_REQUEST_
Quote each record exactly, please, leaving none out.
## BEGIN RECORDS SUPPLIED
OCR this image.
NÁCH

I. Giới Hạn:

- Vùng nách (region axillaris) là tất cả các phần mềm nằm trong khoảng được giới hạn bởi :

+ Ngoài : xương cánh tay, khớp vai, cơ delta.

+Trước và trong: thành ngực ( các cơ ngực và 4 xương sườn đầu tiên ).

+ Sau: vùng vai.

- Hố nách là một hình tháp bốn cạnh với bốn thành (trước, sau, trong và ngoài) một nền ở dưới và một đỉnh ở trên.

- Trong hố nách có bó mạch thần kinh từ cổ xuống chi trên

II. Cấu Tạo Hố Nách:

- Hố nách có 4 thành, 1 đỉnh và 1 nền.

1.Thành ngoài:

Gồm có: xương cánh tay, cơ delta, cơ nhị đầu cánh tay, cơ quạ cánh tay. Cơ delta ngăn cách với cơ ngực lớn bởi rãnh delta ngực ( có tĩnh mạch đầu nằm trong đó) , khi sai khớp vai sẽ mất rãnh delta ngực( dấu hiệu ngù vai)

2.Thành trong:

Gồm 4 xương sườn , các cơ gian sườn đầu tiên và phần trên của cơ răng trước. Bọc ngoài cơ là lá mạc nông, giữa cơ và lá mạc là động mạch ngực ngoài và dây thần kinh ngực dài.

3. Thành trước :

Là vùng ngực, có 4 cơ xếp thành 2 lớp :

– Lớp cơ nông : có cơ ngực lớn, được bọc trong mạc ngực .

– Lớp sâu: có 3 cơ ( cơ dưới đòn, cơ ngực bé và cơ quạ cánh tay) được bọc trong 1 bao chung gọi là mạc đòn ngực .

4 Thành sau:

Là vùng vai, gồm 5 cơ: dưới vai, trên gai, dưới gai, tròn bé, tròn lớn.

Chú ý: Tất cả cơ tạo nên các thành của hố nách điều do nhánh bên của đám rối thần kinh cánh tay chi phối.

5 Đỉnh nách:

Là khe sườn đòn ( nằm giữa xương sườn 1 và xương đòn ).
## END RECORDS SUPPLIED
_SOLUTION TO THE PROBLEM_
OCR this image.
NÁCH

I. Giới Hạn:

- Vùng nách (region axillaris) là tất cả các phần mềm nằm trong khoảng được giới hạn bởi :

+ Ngoài : xương cánh tay, khớp vai, cơ delta.

+Trước và trong: thành ngực ( các cơ ngực và 4 xương sườn đầu tiên ).

+ Sau: vùng vai.

- Hố nách là một hình tháp bốn cạnh với bốn thành (trước, sau, trong và ngoài) một nền ở dưới và một đỉnh ở trên.

- Trong hố nách có bó mạch thần kinh từ cổ xuống chi trên

II. Cấu Tạo Hố Nách:

- Hố nách có 4 thành, 1 đỉnh và 1 nền.

1.Thành ngoài:

Gồm có: xương cánh tay, cơ delta, cơ nhị đầu cánh tay, cơ quạ cánh tay. Cơ delta ngăn cách với cơ ngực lớn bởi rãnh delta ngực ( có tĩnh mạch đầu nằm trong đó) , khi sai khớp vai sẽ mất rãnh delta ngực( dấu hiệu ngù vai)

2.Thành trong:

Gồm 4 xương sườn , các cơ gian sườn đầu tiên và phần trên của cơ răng trước. Bọc ngoài cơ là lá mạc nông, giữa cơ và lá mạc là động mạch ngực ngoài và dây thần kinh ngực dài.

3. Thành trước :

Là vùng ngực, có 4 cơ xếp thành 2 lớp :

– Lớp cơ nông : có cơ ngực lớn, được bọc trong mạc ngực .

– Lớp sâu: có 3 cơ ( cơ dưới đòn, cơ ngực bé và cơ quạ cánh tay) được bọc trong 1 bao chung gọi là mạc đòn ngực .

4 Thành sau:

Là vùng vai, gồm 5 cơ: dưới vai, trên gai, dưới gai, tròn bé, tròn lớn.

Chú ý: Tất cả cơ tạo nên các thành của hố nách điều do nhánh bên của đám rối thần kinh cánh tay chi phối.

5 Đỉnh nách:

Là khe sườn đòn ( nằm giữa xương sườn 1 và xương đòn ).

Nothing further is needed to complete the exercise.